__Task__: Only a number is wanted: how many lines in the listing contain the word "content"?

[Records that describe figures]
—————

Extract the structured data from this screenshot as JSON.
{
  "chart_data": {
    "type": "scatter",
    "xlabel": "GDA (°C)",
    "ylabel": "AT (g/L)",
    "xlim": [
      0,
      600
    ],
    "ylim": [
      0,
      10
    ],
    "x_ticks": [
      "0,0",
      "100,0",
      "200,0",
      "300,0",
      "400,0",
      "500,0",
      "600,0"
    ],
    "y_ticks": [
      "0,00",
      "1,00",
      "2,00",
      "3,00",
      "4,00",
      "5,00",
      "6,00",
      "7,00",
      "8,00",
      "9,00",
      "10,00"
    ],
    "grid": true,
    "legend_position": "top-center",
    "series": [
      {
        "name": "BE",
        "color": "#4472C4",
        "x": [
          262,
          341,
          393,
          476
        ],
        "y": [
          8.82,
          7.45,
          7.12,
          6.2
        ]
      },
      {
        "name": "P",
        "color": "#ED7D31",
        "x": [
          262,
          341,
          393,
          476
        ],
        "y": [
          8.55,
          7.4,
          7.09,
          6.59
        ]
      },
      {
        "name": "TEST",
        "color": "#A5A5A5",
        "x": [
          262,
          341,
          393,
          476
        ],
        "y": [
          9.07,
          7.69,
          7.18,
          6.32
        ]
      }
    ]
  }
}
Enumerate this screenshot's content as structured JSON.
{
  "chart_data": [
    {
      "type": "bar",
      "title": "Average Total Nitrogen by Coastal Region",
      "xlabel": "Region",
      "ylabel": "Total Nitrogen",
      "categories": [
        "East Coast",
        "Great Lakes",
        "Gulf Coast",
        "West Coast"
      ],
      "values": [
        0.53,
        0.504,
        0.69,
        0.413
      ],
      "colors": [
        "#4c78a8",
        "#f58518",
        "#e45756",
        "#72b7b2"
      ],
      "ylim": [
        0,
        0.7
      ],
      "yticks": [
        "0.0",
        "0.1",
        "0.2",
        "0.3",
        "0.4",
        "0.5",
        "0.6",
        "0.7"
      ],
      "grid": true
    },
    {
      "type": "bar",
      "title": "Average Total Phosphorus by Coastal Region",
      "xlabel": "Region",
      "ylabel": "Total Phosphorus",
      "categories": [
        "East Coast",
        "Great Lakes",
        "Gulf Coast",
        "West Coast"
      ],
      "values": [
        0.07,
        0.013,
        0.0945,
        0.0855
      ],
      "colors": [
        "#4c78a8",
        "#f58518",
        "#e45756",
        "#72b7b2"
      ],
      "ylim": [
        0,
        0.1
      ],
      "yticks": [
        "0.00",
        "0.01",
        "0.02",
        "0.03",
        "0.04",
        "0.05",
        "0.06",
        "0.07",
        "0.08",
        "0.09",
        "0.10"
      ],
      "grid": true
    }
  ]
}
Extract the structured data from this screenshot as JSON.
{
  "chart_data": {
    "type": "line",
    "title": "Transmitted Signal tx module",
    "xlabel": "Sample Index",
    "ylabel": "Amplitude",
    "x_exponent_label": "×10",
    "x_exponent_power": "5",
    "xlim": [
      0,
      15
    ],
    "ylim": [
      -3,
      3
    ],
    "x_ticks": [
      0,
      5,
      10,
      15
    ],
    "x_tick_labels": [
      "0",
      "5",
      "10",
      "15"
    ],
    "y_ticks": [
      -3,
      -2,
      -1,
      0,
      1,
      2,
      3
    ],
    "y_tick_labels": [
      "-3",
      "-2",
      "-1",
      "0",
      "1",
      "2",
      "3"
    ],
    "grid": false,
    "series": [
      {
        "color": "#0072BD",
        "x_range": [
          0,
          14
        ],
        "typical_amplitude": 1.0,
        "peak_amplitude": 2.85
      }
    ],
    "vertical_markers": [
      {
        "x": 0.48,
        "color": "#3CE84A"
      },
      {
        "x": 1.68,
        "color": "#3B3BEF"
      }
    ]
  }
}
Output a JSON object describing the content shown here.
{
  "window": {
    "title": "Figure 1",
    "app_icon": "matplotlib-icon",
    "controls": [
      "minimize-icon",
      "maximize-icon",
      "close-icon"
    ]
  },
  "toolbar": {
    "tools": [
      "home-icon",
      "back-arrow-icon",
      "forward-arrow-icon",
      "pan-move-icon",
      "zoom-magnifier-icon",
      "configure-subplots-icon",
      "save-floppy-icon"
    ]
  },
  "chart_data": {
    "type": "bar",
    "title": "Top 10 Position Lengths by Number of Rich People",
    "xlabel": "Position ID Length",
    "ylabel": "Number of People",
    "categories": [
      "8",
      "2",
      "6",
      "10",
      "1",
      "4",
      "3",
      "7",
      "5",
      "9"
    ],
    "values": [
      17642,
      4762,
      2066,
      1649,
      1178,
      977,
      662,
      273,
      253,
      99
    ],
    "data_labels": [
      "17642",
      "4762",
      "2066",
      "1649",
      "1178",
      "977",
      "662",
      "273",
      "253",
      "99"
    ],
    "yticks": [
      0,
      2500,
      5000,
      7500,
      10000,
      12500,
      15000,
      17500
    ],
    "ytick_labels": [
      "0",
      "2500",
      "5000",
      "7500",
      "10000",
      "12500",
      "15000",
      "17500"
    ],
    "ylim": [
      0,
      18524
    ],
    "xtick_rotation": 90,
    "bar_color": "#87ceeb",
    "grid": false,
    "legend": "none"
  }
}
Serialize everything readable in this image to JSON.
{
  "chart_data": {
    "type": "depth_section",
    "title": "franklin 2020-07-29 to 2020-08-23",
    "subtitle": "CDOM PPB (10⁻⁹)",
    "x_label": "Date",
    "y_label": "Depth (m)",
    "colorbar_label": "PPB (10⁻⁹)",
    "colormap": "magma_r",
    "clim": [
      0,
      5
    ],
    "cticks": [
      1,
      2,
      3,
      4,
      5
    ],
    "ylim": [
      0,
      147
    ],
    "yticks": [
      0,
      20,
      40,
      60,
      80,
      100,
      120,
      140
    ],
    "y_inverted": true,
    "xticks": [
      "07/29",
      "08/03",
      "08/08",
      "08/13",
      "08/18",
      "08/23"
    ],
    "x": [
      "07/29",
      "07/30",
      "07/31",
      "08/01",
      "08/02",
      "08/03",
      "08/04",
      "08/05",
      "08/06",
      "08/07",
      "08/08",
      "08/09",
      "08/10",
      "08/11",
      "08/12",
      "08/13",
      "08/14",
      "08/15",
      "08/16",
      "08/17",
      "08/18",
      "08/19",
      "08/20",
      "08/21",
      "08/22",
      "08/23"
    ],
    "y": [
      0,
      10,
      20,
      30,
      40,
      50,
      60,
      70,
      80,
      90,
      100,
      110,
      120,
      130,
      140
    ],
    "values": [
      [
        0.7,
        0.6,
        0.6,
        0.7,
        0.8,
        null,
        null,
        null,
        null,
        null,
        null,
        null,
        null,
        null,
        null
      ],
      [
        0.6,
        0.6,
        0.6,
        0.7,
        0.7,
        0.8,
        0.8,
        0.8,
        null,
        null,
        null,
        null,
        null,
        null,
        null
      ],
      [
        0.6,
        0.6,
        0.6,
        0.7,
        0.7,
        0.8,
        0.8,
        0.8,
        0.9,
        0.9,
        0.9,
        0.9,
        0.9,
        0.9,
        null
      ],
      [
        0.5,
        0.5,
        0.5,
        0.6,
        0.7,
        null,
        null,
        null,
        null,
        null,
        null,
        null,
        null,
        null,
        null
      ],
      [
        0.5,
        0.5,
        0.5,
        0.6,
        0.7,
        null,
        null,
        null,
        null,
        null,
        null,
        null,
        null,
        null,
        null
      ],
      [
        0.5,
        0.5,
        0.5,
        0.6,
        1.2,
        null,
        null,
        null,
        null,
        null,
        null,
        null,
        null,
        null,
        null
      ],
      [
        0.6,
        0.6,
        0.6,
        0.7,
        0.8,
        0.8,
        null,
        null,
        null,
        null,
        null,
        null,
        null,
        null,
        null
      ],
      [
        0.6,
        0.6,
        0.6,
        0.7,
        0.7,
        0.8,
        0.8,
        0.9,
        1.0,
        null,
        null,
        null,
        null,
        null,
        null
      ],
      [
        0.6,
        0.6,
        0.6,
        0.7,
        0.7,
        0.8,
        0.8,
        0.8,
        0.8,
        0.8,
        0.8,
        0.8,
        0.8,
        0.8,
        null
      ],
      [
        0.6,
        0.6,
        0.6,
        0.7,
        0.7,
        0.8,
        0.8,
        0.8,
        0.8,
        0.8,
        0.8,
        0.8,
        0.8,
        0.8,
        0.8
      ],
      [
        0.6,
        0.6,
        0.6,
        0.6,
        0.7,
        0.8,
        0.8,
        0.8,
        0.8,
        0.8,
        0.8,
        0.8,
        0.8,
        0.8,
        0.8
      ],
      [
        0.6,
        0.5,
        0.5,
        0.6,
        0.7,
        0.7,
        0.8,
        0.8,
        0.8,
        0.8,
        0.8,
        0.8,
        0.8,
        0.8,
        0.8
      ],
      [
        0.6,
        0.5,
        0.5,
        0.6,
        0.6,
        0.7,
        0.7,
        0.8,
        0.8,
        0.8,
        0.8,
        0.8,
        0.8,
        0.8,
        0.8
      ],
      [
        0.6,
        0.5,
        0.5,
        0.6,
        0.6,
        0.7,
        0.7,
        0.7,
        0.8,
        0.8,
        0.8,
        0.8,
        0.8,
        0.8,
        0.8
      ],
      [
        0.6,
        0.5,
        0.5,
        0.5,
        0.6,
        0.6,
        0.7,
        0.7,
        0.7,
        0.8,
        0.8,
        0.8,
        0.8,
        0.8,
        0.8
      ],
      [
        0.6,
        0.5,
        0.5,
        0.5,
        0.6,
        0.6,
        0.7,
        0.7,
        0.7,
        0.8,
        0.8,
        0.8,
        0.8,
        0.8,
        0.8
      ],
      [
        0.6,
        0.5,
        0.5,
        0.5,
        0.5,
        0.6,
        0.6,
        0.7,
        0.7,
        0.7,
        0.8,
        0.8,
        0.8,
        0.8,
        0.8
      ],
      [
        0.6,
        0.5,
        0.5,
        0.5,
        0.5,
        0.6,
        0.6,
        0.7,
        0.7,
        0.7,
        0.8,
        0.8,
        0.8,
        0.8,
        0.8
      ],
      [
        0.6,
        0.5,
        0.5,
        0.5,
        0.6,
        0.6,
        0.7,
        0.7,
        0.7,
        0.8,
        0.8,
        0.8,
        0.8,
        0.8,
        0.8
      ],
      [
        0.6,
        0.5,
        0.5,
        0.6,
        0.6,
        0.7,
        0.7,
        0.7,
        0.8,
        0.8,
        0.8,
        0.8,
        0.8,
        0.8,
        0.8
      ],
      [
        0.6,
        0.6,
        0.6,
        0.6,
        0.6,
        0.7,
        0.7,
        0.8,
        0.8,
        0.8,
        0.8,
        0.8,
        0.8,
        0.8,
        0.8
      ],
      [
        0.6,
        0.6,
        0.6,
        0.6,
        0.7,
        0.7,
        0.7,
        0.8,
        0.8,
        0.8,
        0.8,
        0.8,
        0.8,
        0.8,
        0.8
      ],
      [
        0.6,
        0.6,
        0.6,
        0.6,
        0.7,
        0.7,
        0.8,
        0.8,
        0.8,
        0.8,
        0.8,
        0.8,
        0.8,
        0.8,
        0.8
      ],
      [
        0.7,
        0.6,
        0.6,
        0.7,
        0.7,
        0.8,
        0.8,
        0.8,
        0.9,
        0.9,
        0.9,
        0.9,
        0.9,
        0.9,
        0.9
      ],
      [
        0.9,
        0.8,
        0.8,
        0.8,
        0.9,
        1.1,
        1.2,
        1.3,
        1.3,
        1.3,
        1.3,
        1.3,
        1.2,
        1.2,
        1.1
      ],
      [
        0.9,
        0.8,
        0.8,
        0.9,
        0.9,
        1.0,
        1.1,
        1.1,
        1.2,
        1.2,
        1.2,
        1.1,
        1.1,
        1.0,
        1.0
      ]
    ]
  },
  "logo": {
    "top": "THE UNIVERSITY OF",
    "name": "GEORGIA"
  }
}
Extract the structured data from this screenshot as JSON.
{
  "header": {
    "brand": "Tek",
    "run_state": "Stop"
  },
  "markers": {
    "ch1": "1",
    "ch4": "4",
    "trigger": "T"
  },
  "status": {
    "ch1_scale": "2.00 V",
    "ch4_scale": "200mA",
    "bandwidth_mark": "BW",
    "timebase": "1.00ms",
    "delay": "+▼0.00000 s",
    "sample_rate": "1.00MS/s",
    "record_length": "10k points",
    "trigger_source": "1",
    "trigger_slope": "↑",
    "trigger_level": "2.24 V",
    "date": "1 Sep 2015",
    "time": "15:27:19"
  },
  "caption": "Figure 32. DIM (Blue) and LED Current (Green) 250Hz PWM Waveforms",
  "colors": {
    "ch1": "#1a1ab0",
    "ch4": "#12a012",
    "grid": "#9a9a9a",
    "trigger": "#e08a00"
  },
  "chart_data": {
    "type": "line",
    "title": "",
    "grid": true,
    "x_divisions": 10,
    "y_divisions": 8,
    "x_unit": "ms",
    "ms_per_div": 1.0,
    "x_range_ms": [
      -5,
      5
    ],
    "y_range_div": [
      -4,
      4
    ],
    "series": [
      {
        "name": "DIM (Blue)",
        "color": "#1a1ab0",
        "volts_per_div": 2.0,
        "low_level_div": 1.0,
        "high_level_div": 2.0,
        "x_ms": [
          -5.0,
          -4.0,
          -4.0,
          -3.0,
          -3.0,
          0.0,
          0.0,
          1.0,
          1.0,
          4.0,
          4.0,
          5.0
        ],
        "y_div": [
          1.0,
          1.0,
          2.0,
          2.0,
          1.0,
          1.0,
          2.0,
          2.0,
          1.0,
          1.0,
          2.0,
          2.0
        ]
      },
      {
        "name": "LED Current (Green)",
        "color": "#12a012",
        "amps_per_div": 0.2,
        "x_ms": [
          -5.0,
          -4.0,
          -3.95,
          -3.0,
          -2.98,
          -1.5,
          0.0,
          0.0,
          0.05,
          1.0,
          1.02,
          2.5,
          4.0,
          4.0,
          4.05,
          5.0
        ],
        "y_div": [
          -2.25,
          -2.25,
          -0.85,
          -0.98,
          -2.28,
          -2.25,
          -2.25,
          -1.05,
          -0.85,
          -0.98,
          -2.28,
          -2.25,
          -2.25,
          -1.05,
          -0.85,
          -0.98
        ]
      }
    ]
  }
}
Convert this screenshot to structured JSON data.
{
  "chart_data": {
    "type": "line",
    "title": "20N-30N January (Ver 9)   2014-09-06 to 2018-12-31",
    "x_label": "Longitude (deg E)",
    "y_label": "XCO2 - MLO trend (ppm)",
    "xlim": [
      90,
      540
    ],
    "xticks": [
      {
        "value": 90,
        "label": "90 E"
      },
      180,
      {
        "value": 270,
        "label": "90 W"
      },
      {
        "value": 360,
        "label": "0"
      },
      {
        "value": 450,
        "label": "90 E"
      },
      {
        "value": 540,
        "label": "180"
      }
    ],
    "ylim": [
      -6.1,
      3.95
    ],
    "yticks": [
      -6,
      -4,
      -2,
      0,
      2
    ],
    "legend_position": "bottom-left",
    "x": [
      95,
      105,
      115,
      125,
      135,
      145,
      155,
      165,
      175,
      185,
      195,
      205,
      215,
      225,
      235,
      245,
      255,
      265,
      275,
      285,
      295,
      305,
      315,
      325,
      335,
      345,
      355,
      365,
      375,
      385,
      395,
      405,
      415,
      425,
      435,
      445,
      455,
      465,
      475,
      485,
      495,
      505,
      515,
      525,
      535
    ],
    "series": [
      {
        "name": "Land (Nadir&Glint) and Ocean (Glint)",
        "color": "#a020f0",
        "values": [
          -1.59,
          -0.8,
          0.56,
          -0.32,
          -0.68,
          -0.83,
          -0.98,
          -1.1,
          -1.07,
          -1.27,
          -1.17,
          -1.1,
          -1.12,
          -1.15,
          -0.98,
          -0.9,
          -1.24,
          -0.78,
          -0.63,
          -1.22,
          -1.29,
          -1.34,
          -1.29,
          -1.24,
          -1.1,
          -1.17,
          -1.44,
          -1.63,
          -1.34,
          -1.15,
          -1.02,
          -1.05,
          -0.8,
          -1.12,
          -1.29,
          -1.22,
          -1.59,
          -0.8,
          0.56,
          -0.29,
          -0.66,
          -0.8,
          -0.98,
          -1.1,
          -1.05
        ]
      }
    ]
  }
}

—————

__Solution for this exercise__: 2